**本文:**
########
説明

塑性加工潤滑油組成物

【課題】本発明は、アルミニウム等の非鉄金属を高温下かつ高荷重下で塑性加工する場合に、従来の塑性加工油に比べ低摩擦であり、ロール、工具や装置部品への焼付けや凝着、磨耗、肌荒れ等の抑制しえる塑性加工潤滑油組成物を提供することを課題とする。
【解決手段】基油を30〜90質量部、40℃の動粘度が10mm/s以上の油分群(鉱油、合成油、油脂、脂肪酸及び脂肪酸エステルからなる群)から選ばれる1種又は2種以上を計1〜25質量部、シリコーン油を1〜20質量部、黒鉛を0.5〜15質量部、及び潤滑性能を有する添加剤を含み、引火点が60〜150℃の範囲であることを特徴とする塑性加工潤滑油組成物。

【発明の詳細な説明】
【技術分野】
【0001】
本発明は塑性加工潤滑油組成物に関し、特にアルミニウム、マグネシウム、亜鉛又はその合金等の非鉄金属を塑性加工する際に使用される金属塑性加工油組成物に関する。
【背景技術】
【0002】
一般に、上記非鉄金属を塑性加工する際、各工程で工具を保護するため潤滑油が使用されている。例えば熱間圧延では、ロールを保護する為、熱間圧延油が使用されている。下記特許文献1には、潤滑剤の組成としては、中低温(参考値:150〜350℃)で油膜を保持し、潤滑効果のある鉱油、油脂、合成油、脂肪酸エステル等の油性向上剤、油膜が切れた後で潤滑効果が期待できる硫化油脂、リン酸エステル等の極圧潤滑剤、油膜が切れた後で摩耗防止が期待できる黒鉛、窒化ホウ素、タルク、雲母等の固体潤滑剤が一般に用いられている。
【0003】
しかし、更に高い温度領域(参考値:350〜500℃)では、上記の極圧添加剤や油性向上剤が酸化され又は熱分解されるため、潤滑面で十分な潤滑効果を発揮できず、かろうじて黒鉛、窒化ホウ素などの固形物が焼き付を防止している。この為、高温時の塑性加工では、工具、装置やロール表面の焼付や、凝着、摩耗や、肌荒れの防止に対し、十分な効果を得る事が難しいのが現状である。
【0004】
また、アルミニウム等の塑性加工では生産性を向上させることが求められており、より高温でかつより高荷重下でアルミニウム等を加工する方向にある。しかし、高温でしかも高荷重下で実施する作業は、火災の危険性を増大させる恐れがある。その主な原因は、高温加工による積極的な加熱と、高荷重下加工による摩擦熱によって、加工材が非常に高温になるため、潤滑剤が気化しやすくなり、この時発生する蒸気(ミスト)に火種が近づくことで引火することにある。
########
**抽出情報:**
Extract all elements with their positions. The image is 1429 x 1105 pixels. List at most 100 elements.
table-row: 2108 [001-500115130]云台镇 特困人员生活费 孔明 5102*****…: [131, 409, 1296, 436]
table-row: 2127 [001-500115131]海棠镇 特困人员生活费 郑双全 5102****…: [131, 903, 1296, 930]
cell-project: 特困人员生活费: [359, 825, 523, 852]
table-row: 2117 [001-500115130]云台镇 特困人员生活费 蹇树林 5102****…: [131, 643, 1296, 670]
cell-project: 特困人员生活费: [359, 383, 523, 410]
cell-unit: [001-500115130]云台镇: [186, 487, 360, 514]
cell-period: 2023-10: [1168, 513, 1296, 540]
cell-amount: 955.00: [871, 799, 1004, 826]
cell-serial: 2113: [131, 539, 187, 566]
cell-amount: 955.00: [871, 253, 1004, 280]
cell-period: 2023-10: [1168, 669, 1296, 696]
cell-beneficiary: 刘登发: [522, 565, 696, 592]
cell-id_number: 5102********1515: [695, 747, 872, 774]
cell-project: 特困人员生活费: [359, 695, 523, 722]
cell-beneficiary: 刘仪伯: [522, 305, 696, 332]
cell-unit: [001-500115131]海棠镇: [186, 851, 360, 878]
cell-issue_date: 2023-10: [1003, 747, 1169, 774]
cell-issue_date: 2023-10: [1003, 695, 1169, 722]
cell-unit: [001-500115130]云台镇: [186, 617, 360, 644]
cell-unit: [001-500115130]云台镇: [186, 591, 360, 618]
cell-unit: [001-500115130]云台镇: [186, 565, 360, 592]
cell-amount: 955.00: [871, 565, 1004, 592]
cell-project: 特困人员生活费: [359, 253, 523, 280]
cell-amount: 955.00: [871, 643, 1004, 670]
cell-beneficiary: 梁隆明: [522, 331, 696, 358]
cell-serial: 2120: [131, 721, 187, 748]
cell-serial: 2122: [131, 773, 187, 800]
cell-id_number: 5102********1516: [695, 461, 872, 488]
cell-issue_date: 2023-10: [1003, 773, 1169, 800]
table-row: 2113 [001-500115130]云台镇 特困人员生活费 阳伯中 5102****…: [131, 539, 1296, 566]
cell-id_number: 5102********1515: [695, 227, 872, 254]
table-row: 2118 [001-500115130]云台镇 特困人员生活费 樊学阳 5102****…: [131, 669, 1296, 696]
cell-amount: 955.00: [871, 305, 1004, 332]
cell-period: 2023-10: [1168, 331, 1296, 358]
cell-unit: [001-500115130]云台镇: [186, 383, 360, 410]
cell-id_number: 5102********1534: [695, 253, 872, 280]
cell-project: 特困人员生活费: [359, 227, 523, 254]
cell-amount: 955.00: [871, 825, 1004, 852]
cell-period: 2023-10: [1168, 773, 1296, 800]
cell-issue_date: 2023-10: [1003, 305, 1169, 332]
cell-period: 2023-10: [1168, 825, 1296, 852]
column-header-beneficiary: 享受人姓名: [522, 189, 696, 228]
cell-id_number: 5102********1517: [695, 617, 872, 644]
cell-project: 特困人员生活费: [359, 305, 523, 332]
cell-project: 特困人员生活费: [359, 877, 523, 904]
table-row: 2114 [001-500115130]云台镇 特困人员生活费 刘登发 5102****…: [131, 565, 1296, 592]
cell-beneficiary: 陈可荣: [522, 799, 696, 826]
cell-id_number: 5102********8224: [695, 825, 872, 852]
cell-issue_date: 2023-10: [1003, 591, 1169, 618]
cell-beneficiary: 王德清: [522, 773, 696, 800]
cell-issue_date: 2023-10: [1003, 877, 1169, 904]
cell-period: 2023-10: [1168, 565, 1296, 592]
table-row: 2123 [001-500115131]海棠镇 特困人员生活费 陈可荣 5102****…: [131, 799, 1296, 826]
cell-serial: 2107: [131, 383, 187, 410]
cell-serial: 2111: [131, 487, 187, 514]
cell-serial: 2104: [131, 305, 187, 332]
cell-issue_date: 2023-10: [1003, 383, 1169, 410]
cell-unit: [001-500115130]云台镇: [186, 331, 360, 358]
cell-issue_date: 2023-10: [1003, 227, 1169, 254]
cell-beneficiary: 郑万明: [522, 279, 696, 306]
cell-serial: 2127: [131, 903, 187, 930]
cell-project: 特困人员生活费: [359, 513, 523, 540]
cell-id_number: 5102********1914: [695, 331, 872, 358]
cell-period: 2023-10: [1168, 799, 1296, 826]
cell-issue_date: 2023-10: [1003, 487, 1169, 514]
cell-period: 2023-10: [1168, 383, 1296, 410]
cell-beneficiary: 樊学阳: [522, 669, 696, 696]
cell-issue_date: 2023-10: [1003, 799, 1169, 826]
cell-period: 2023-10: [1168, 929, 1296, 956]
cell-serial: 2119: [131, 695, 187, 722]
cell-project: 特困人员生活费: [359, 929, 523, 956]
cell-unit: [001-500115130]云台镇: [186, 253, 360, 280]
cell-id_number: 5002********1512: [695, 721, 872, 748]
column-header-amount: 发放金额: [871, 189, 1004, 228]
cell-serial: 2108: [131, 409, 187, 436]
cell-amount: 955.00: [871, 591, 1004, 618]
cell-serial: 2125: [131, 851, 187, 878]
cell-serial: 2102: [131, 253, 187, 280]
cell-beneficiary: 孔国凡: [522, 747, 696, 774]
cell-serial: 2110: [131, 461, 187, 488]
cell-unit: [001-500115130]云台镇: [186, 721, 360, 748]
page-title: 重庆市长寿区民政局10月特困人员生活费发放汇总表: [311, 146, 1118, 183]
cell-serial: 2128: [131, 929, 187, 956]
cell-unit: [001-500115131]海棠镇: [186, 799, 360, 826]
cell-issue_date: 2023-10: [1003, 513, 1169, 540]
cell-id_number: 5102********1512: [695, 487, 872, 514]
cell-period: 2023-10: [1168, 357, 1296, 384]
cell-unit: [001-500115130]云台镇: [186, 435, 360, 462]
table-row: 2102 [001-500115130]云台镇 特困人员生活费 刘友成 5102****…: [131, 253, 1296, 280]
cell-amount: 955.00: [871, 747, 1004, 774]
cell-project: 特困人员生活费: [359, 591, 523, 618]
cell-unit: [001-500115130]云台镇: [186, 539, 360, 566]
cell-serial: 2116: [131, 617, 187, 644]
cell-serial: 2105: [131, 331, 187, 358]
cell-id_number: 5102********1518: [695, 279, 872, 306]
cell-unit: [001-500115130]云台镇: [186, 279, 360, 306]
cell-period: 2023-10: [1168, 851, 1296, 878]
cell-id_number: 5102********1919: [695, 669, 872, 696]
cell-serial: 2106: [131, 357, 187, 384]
########
**演習問題:** 次の(a)〜(c)がそれぞれ本文の内容と一致するかを「はい」か「いいえ」で答え、判断の決め手となる本文の語句を正確に引用してください。(a) 熱間圧延では、ロールを保護するために熱間圧延油が使われる。(b) 350〜500℃の温度領域では、極圧添加剤や油性向上剤が十分な潤滑効果を発揮する。(c) 解決手段に示された組成物の引火点は60〜150℃の範囲である。 データは本文とは別の出典から取得したものです。

**解答:**
(a) はい。「例えば熱間圧延では、ロールを保護する為、熱間圧延油が使用されている。」
(b) いいえ。「上記の極圧添加剤や油性向上剤が酸化され又は熱分解されるため、潤滑面で十分な潤滑効果を発揮できず」
(c) はい。「引火点が60〜150℃の範囲である」